--- START OF Listed entries ---
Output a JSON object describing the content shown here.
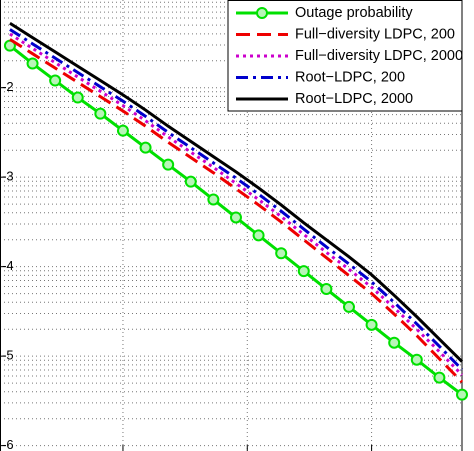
{
  "chart_data": {
    "type": "line",
    "x": [
      0,
      1,
      2,
      3,
      4,
      5,
      6,
      7,
      8,
      9,
      10,
      11,
      12,
      13,
      14,
      15,
      16,
      17,
      18,
      19,
      20
    ],
    "xlim": [
      -0.44,
      20
    ],
    "xticks": [
      5,
      10.5,
      16
    ],
    "ylim": [
      -6.06,
      -1.02
    ],
    "yticks": [
      -2,
      -3,
      -4,
      -5,
      -6
    ],
    "grid": true,
    "minor_grid": true,
    "legend": "upper right",
    "series": [
      {
        "name": "Outage probability",
        "color": "#00e000",
        "dash": "solid",
        "marker": "circle",
        "values": [
          -1.53,
          -1.73,
          -1.92,
          -2.11,
          -2.29,
          -2.48,
          -2.67,
          -2.86,
          -3.05,
          -3.25,
          -3.45,
          -3.65,
          -3.85,
          -4.05,
          -4.25,
          -4.45,
          -4.65,
          -4.85,
          -5.04,
          -5.24,
          -5.43
        ]
      },
      {
        "name": "Full−diversity LDPC, 200",
        "color": "#ee0000",
        "dash": "dashed",
        "values": [
          -1.46,
          -1.62,
          -1.78,
          -1.94,
          -2.1,
          -2.26,
          -2.43,
          -2.61,
          -2.78,
          -2.95,
          -3.13,
          -3.31,
          -3.5,
          -3.7,
          -3.9,
          -4.1,
          -4.3,
          -4.53,
          -4.77,
          -5.03,
          -5.29
        ]
      },
      {
        "name": "Full−diversity LDPC, 2000",
        "color": "#cc00cc",
        "dash": "dotted",
        "values": [
          -1.4,
          -1.56,
          -1.72,
          -1.88,
          -2.04,
          -2.2,
          -2.37,
          -2.55,
          -2.72,
          -2.89,
          -3.07,
          -3.25,
          -3.44,
          -3.64,
          -3.84,
          -4.03,
          -4.23,
          -4.46,
          -4.7,
          -4.95,
          -5.21
        ]
      },
      {
        "name": "Root−LDPC, 200",
        "color": "#0000cc",
        "dash": "dashdot",
        "values": [
          -1.35,
          -1.51,
          -1.67,
          -1.83,
          -1.99,
          -2.15,
          -2.32,
          -2.5,
          -2.67,
          -2.84,
          -3.01,
          -3.19,
          -3.38,
          -3.58,
          -3.78,
          -3.97,
          -4.17,
          -4.4,
          -4.64,
          -4.89,
          -5.15
        ]
      },
      {
        "name": "Root−LDPC, 2000",
        "color": "#000000",
        "dash": "solid",
        "values": [
          -1.28,
          -1.44,
          -1.6,
          -1.76,
          -1.92,
          -2.08,
          -2.25,
          -2.43,
          -2.6,
          -2.77,
          -2.94,
          -3.12,
          -3.31,
          -3.51,
          -3.7,
          -3.89,
          -4.09,
          -4.32,
          -4.56,
          -4.81,
          -5.06
        ]
      }
    ]
  }
}
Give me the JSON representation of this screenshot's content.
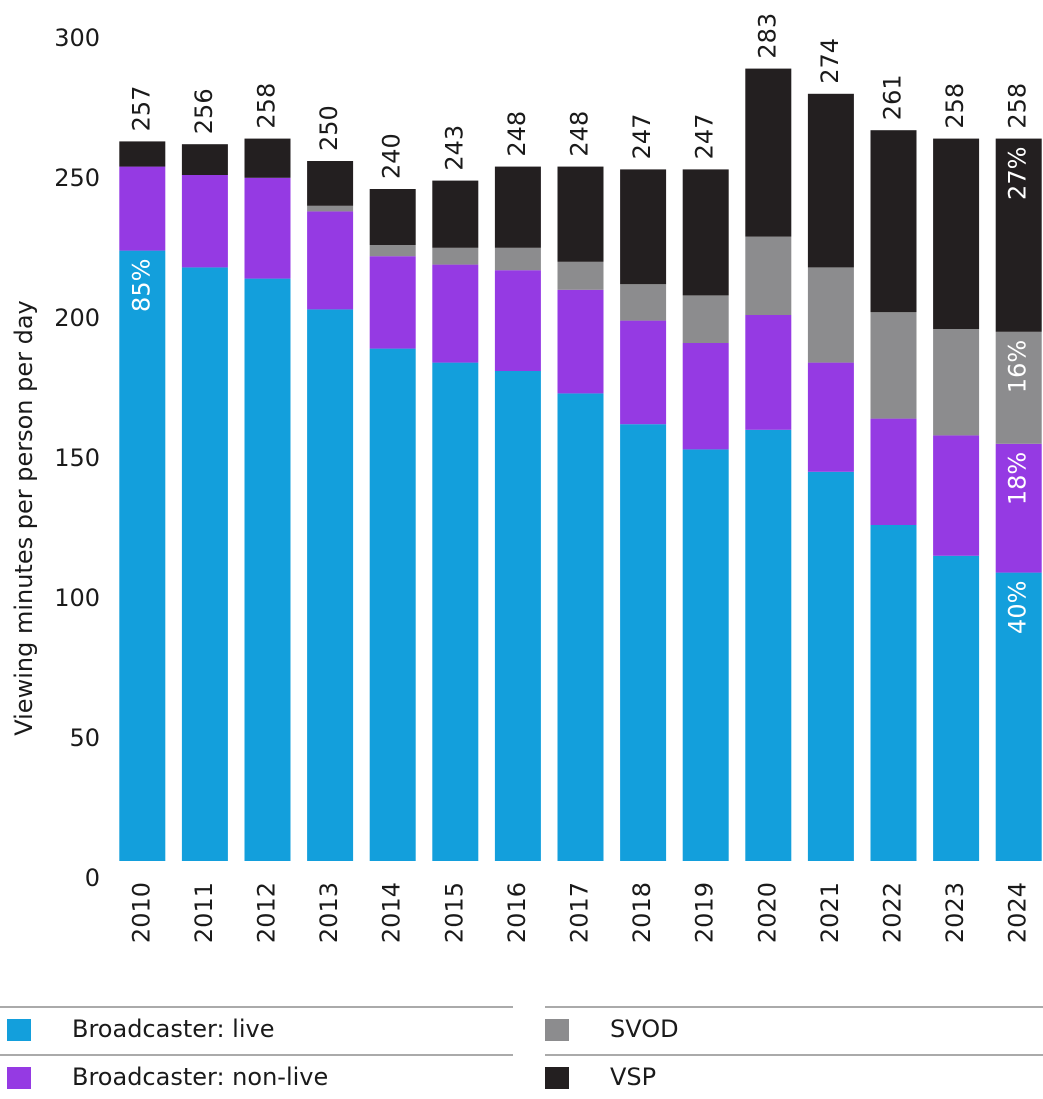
{
  "chart_data": {
    "type": "stacked_bar",
    "y_label": "Viewing minutes per person per day",
    "categories": [
      "2010",
      "2011",
      "2012",
      "2013",
      "2014",
      "2015",
      "2016",
      "2017",
      "2018",
      "2019",
      "2020",
      "2021",
      "2022",
      "2023",
      "2024"
    ],
    "series": [
      {
        "name": "Broadcaster: live",
        "color": "#139fdc",
        "values": [
          218,
          212,
          208,
          197,
          183,
          178,
          175,
          167,
          156,
          147,
          154,
          139,
          120,
          109,
          103
        ],
        "value_labels": [
          "85%",
          null,
          null,
          null,
          null,
          null,
          null,
          null,
          null,
          null,
          null,
          null,
          null,
          null,
          "40%"
        ]
      },
      {
        "name": "Broadcaster: non-live",
        "color": "#953ae3",
        "values": [
          30,
          33,
          36,
          35,
          33,
          35,
          36,
          37,
          37,
          38,
          41,
          39,
          38,
          43,
          46
        ],
        "value_labels": [
          null,
          null,
          null,
          null,
          null,
          null,
          null,
          null,
          null,
          null,
          null,
          null,
          null,
          null,
          "18%"
        ]
      },
      {
        "name": "SVOD",
        "color": "#8c8c8e",
        "values": [
          0,
          0,
          0,
          2,
          4,
          6,
          8,
          10,
          13,
          17,
          28,
          34,
          38,
          38,
          40
        ],
        "value_labels": [
          null,
          null,
          null,
          null,
          null,
          null,
          null,
          null,
          null,
          null,
          null,
          null,
          null,
          null,
          "16%"
        ]
      },
      {
        "name": "VSP",
        "color": "#231f20",
        "values": [
          9,
          11,
          14,
          16,
          20,
          24,
          29,
          34,
          41,
          45,
          60,
          62,
          65,
          68,
          69
        ],
        "value_labels": [
          null,
          null,
          null,
          null,
          null,
          null,
          null,
          null,
          null,
          null,
          null,
          null,
          null,
          null,
          "27%"
        ]
      }
    ],
    "totals": [
      257,
      256,
      258,
      250,
      240,
      243,
      248,
      248,
      247,
      247,
      283,
      274,
      261,
      258,
      258
    ],
    "ylim": [
      0,
      300
    ],
    "yticks": [
      0,
      50,
      100,
      150,
      200,
      250,
      300
    ]
  }
}
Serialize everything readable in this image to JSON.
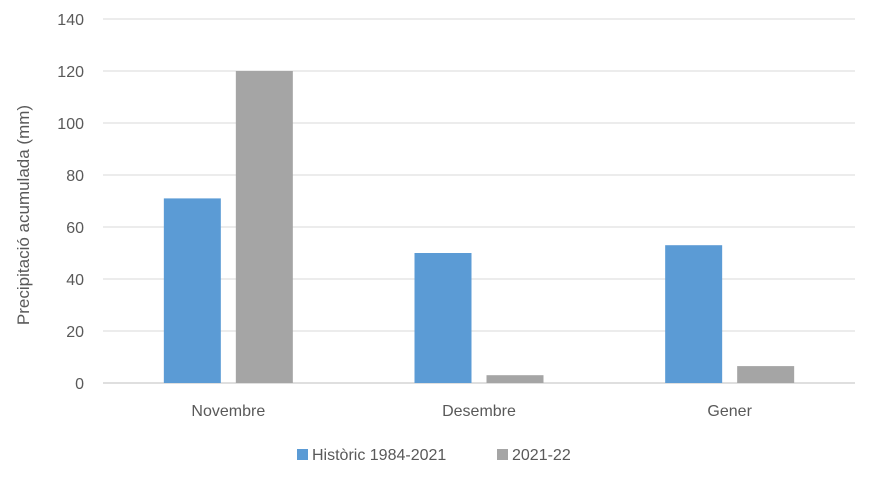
{
  "chart_data": {
    "type": "bar",
    "categories": [
      "Novembre",
      "Desembre",
      "Gener"
    ],
    "series": [
      {
        "name": "Històric 1984-2021",
        "values": [
          71,
          50,
          53
        ],
        "color": "#5b9bd5"
      },
      {
        "name": "2021-22",
        "values": [
          120,
          3,
          6.5
        ],
        "color": "#a5a5a5"
      }
    ],
    "title": "",
    "xlabel": "",
    "ylabel": "Precipitació acumulada (mm)",
    "ylim": [
      0,
      140
    ],
    "yticks": [
      "0",
      "20",
      "40",
      "60",
      "80",
      "100",
      "120",
      "140"
    ],
    "grid": true,
    "legend_position": "bottom"
  }
}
--- END OF Listed entries ---
Your goal:
Leaving all pictures aside, quote each record exactly.

Reply to the exercise:
Output a JSON object describing the content shown here.
{
  "chart_data": {
    "type": "line",
    "x": [
      0,
      1,
      2,
      3,
      4,
      5,
      6,
      7,
      8,
      9,
      10,
      11,
      12,
      13,
      14,
      15,
      16,
      17,
      18,
      19,
      20
    ],
    "xlim": [
      -0.44,
      20
    ],
    "xticks": [
      5,
      10.5,
      16
    ],
    "ylim": [
      -6.06,
      -1.02
    ],
    "yticks": [
      -2,
      -3,
      -4,
      -5,
      -6
    ],
    "grid": true,
    "minor_grid": true,
    "legend": "upper right",
    "series": [
      {
        "name": "Outage probability",
        "color": "#00e000",
        "dash": "solid",
        "marker": "circle",
        "values": [
          -1.53,
          -1.73,
          -1.92,
          -2.11,
          -2.29,
          -2.48,
          -2.67,
          -2.86,
          -3.05,
          -3.25,
          -3.45,
          -3.65,
          -3.85,
          -4.05,
          -4.25,
          -4.45,
          -4.65,
          -4.85,
          -5.04,
          -5.24,
          -5.43
        ]
      },
      {
        "name": "Full−diversity LDPC, 200",
        "color": "#ee0000",
        "dash": "dashed",
        "values": [
          -1.46,
          -1.62,
          -1.78,
          -1.94,
          -2.1,
          -2.26,
          -2.43,
          -2.61,
          -2.78,
          -2.95,
          -3.13,
          -3.31,
          -3.5,
          -3.7,
          -3.9,
          -4.1,
          -4.3,
          -4.53,
          -4.77,
          -5.03,
          -5.29
        ]
      },
      {
        "name": "Full−diversity LDPC, 2000",
        "color": "#cc00cc",
        "dash": "dotted",
        "values": [
          -1.4,
          -1.56,
          -1.72,
          -1.88,
          -2.04,
          -2.2,
          -2.37,
          -2.55,
          -2.72,
          -2.89,
          -3.07,
          -3.25,
          -3.44,
          -3.64,
          -3.84,
          -4.03,
          -4.23,
          -4.46,
          -4.7,
          -4.95,
          -5.21
        ]
      },
      {
        "name": "Root−LDPC, 200",
        "color": "#0000cc",
        "dash": "dashdot",
        "values": [
          -1.35,
          -1.51,
          -1.67,
          -1.83,
          -1.99,
          -2.15,
          -2.32,
          -2.5,
          -2.67,
          -2.84,
          -3.01,
          -3.19,
          -3.38,
          -3.58,
          -3.78,
          -3.97,
          -4.17,
          -4.4,
          -4.64,
          -4.89,
          -5.15
        ]
      },
      {
        "name": "Root−LDPC, 2000",
        "color": "#000000",
        "dash": "solid",
        "values": [
          -1.28,
          -1.44,
          -1.6,
          -1.76,
          -1.92,
          -2.08,
          -2.25,
          -2.43,
          -2.6,
          -2.77,
          -2.94,
          -3.12,
          -3.31,
          -3.51,
          -3.7,
          -3.89,
          -4.09,
          -4.32,
          -4.56,
          -4.81,
          -5.06
        ]
      }
    ]
  }
}
Give me the JSON representation of this screenshot's content.
{
  "chart_data": {
    "type": "stacked_bar",
    "y_label": "Viewing minutes per person per day",
    "categories": [
      "2010",
      "2011",
      "2012",
      "2013",
      "2014",
      "2015",
      "2016",
      "2017",
      "2018",
      "2019",
      "2020",
      "2021",
      "2022",
      "2023",
      "2024"
    ],
    "series": [
      {
        "name": "Broadcaster: live",
        "color": "#139fdc",
        "values": [
          218,
          212,
          208,
          197,
          183,
          178,
          175,
          167,
          156,
          147,
          154,
          139,
          120,
          109,
          103
        ],
        "value_labels": [
          "85%",
          null,
          null,
          null,
          null,
          null,
          null,
          null,
          null,
          null,
          null,
          null,
          null,
          null,
          "40%"
        ]
      },
      {
        "name": "Broadcaster: non-live",
        "color": "#953ae3",
        "values": [
          30,
          33,
          36,
          35,
          33,
          35,
          36,
          37,
          37,
          38,
          41,
          39,
          38,
          43,
          46
        ],
        "value_labels": [
          null,
          null,
          null,
          null,
          null,
          null,
          null,
          null,
          null,
          null,
          null,
          null,
          null,
          null,
          "18%"
        ]
      },
      {
        "name": "SVOD",
        "color": "#8c8c8e",
        "values": [
          0,
          0,
          0,
          2,
          4,
          6,
          8,
          10,
          13,
          17,
          28,
          34,
          38,
          38,
          40
        ],
        "value_labels": [
          null,
          null,
          null,
          null,
          null,
          null,
          null,
          null,
          null,
          null,
          null,
          null,
          null,
          null,
          "16%"
        ]
      },
      {
        "name": "VSP",
        "color": "#231f20",
        "values": [
          9,
          11,
          14,
          16,
          20,
          24,
          29,
          34,
          41,
          45,
          60,
          62,
          65,
          68,
          69
        ],
        "value_labels": [
          null,
          null,
          null,
          null,
          null,
          null,
          null,
          null,
          null,
          null,
          null,
          null,
          null,
          null,
          "27%"
        ]
      }
    ],
    "totals": [
      257,
      256,
      258,
      250,
      240,
      243,
      248,
      248,
      247,
      247,
      283,
      274,
      261,
      258,
      258
    ],
    "ylim": [
      0,
      300
    ],
    "yticks": [
      0,
      50,
      100,
      150,
      200,
      250,
      300
    ]
  }
}
Serialize everything readable in this image to JSON.
{
  "chart_data": {
    "type": "bar",
    "categories": [
      "Novembre",
      "Desembre",
      "Gener"
    ],
    "series": [
      {
        "name": "Històric 1984-2021",
        "values": [
          71,
          50,
          53
        ],
        "color": "#5b9bd5"
      },
      {
        "name": "2021-22",
        "values": [
          120,
          3,
          6.5
        ],
        "color": "#a5a5a5"
      }
    ],
    "title": "",
    "xlabel": "",
    "ylabel": "Precipitació acumulada (mm)",
    "ylim": [
      0,
      140
    ],
    "yticks": [
      "0",
      "20",
      "40",
      "60",
      "80",
      "100",
      "120",
      "140"
    ],
    "grid": true,
    "legend_position": "bottom"
  }
}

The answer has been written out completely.